◆ Directive:
Return the material word for word. Do not include the pictures.

[Extracted data entries]
## START

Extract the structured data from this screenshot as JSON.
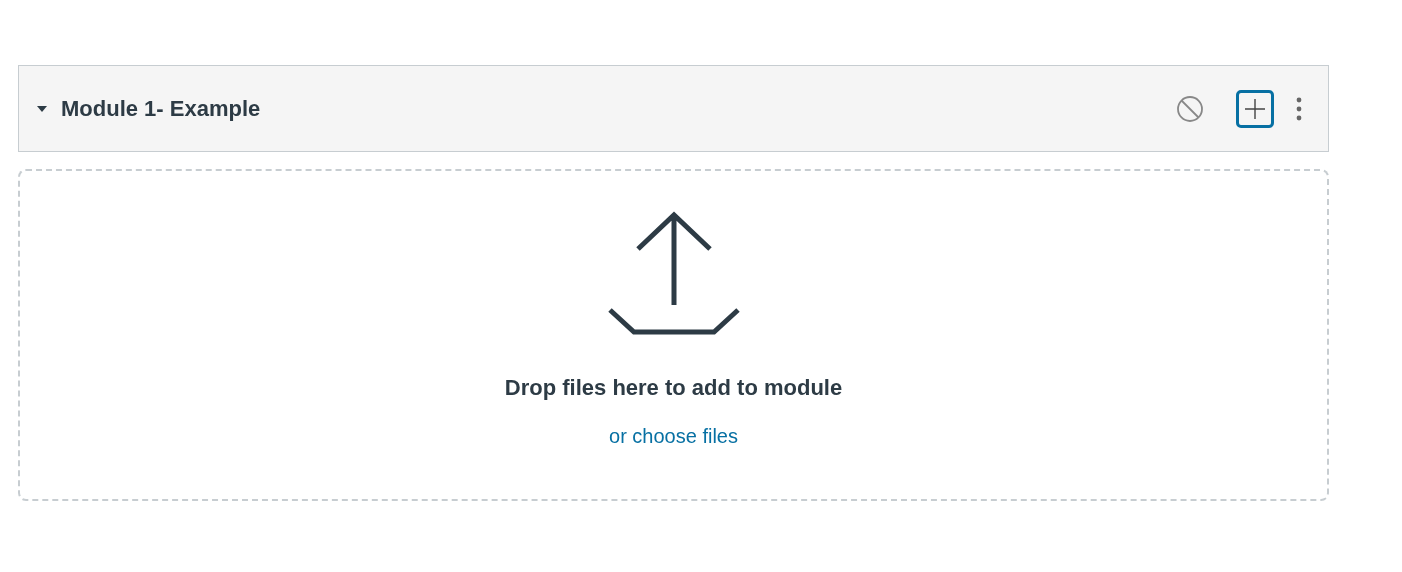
{
  "module": {
    "title": "Module 1- Example",
    "expanded": true
  },
  "dropzone": {
    "message": "Drop files here to add to module",
    "link": "or choose files"
  }
}
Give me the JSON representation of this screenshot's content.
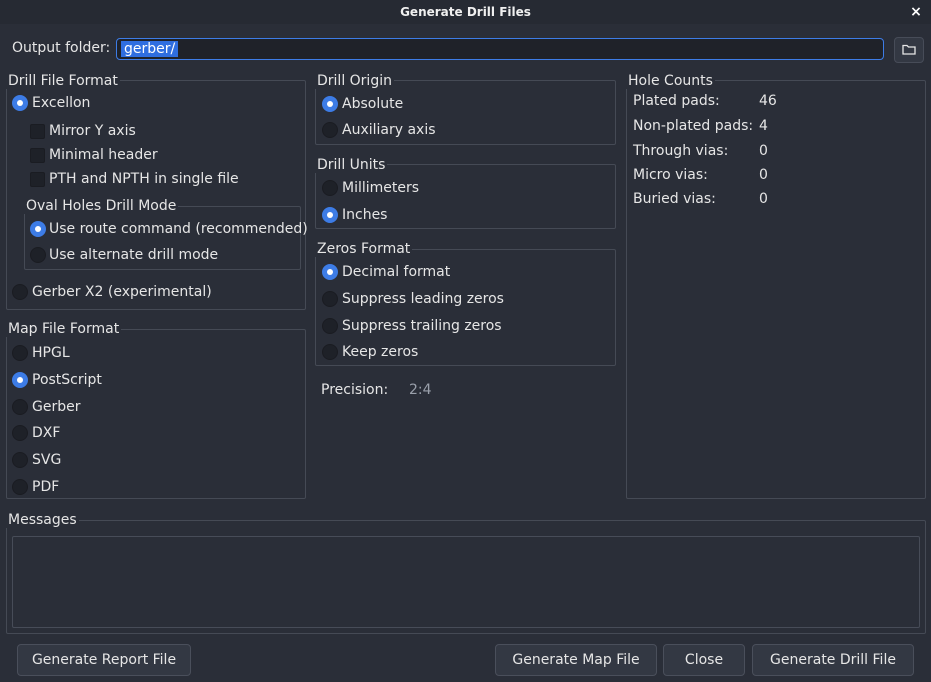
{
  "window": {
    "title": "Generate Drill Files",
    "close_glyph": "×"
  },
  "output": {
    "label": "Output folder:",
    "value": "gerber/"
  },
  "drill_format": {
    "title": "Drill File Format",
    "excellon": "Excellon",
    "mirror_y": "Mirror Y axis",
    "minimal_header": "Minimal header",
    "pth_npth_single": "PTH and NPTH in single file",
    "oval": {
      "title": "Oval Holes Drill Mode",
      "route": "Use route command (recommended)",
      "alternate": "Use alternate drill mode"
    },
    "gerber_x2": "Gerber X2 (experimental)"
  },
  "map_format": {
    "title": "Map File Format",
    "options": [
      "HPGL",
      "PostScript",
      "Gerber",
      "DXF",
      "SVG",
      "PDF"
    ],
    "selected": "PostScript"
  },
  "drill_origin": {
    "title": "Drill Origin",
    "absolute": "Absolute",
    "auxiliary": "Auxiliary axis"
  },
  "drill_units": {
    "title": "Drill Units",
    "millimeters": "Millimeters",
    "inches": "Inches"
  },
  "zeros_format": {
    "title": "Zeros Format",
    "decimal": "Decimal format",
    "suppress_leading": "Suppress leading zeros",
    "suppress_trailing": "Suppress trailing zeros",
    "keep": "Keep zeros"
  },
  "precision": {
    "label": "Precision:",
    "value": "2:4"
  },
  "hole_counts": {
    "title": "Hole Counts",
    "rows": [
      {
        "label": "Plated pads:",
        "value": "46"
      },
      {
        "label": "Non-plated pads:",
        "value": "4"
      },
      {
        "label": "Through vias:",
        "value": "0"
      },
      {
        "label": "Micro vias:",
        "value": "0"
      },
      {
        "label": "Buried vias:",
        "value": "0"
      }
    ]
  },
  "messages": {
    "title": "Messages"
  },
  "buttons": {
    "report": "Generate Report File",
    "map": "Generate Map File",
    "close": "Close",
    "drill": "Generate Drill File"
  },
  "colors": {
    "accent": "#3d7ce6",
    "background": "#2a2e38"
  },
  "icons": {
    "folder": "folder-icon",
    "close": "close-icon"
  }
}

## END

◆ Task output:
Extract the structured data from this screenshot as JSON.
{
  "module": {
    "title": "Module 1- Example",
    "expanded": true
  },
  "dropzone": {
    "message": "Drop files here to add to module",
    "link": "or choose files"
  }
}
Give me the JSON representation of this screenshot's content.
{
  "window": {
    "title": "Generate Drill Files",
    "close_glyph": "×"
  },
  "output": {
    "label": "Output folder:",
    "value": "gerber/"
  },
  "drill_format": {
    "title": "Drill File Format",
    "excellon": "Excellon",
    "mirror_y": "Mirror Y axis",
    "minimal_header": "Minimal header",
    "pth_npth_single": "PTH and NPTH in single file",
    "oval": {
      "title": "Oval Holes Drill Mode",
      "route": "Use route command (recommended)",
      "alternate": "Use alternate drill mode"
    },
    "gerber_x2": "Gerber X2 (experimental)"
  },
  "map_format": {
    "title": "Map File Format",
    "options": [
      "HPGL",
      "PostScript",
      "Gerber",
      "DXF",
      "SVG",
      "PDF"
    ],
    "selected": "PostScript"
  },
  "drill_origin": {
    "title": "Drill Origin",
    "absolute": "Absolute",
    "auxiliary": "Auxiliary axis"
  },
  "drill_units": {
    "title": "Drill Units",
    "millimeters": "Millimeters",
    "inches": "Inches"
  },
  "zeros_format": {
    "title": "Zeros Format",
    "decimal": "Decimal format",
    "suppress_leading": "Suppress leading zeros",
    "suppress_trailing": "Suppress trailing zeros",
    "keep": "Keep zeros"
  },
  "precision": {
    "label": "Precision:",
    "value": "2:4"
  },
  "hole_counts": {
    "title": "Hole Counts",
    "rows": [
      {
        "label": "Plated pads:",
        "value": "46"
      },
      {
        "label": "Non-plated pads:",
        "value": "4"
      },
      {
        "label": "Through vias:",
        "value": "0"
      },
      {
        "label": "Micro vias:",
        "value": "0"
      },
      {
        "label": "Buried vias:",
        "value": "0"
      }
    ]
  },
  "messages": {
    "title": "Messages"
  },
  "buttons": {
    "report": "Generate Report File",
    "map": "Generate Map File",
    "close": "Close",
    "drill": "Generate Drill File"
  },
  "colors": {
    "accent": "#3d7ce6",
    "background": "#2a2e38"
  },
  "icons": {
    "folder": "folder-icon",
    "close": "close-icon"
  }
}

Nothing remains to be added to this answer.